■ **REQUEST**
For the entries below, how many lines include the word "this"? Give the figure and nothing more.

Stored entries:
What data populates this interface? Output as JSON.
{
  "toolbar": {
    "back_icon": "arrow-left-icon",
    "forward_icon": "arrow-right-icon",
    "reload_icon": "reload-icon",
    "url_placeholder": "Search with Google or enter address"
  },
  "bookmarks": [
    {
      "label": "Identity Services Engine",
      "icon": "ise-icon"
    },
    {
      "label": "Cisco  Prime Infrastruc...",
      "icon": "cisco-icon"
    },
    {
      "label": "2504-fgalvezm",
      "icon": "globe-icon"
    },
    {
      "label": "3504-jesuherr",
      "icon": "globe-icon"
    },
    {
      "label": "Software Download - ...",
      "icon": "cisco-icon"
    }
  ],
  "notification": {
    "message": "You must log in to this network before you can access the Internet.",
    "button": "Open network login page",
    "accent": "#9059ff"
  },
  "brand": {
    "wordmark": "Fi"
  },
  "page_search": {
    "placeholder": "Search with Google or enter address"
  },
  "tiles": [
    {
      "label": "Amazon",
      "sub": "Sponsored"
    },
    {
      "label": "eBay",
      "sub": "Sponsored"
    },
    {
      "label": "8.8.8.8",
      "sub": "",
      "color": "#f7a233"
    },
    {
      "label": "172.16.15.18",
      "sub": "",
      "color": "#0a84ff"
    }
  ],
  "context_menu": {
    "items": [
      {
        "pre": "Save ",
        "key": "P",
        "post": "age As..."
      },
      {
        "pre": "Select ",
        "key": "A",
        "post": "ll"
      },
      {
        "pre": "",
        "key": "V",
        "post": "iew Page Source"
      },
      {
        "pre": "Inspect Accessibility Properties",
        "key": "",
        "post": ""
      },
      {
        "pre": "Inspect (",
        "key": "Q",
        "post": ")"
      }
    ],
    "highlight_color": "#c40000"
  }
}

■ **THE ANSWER**
2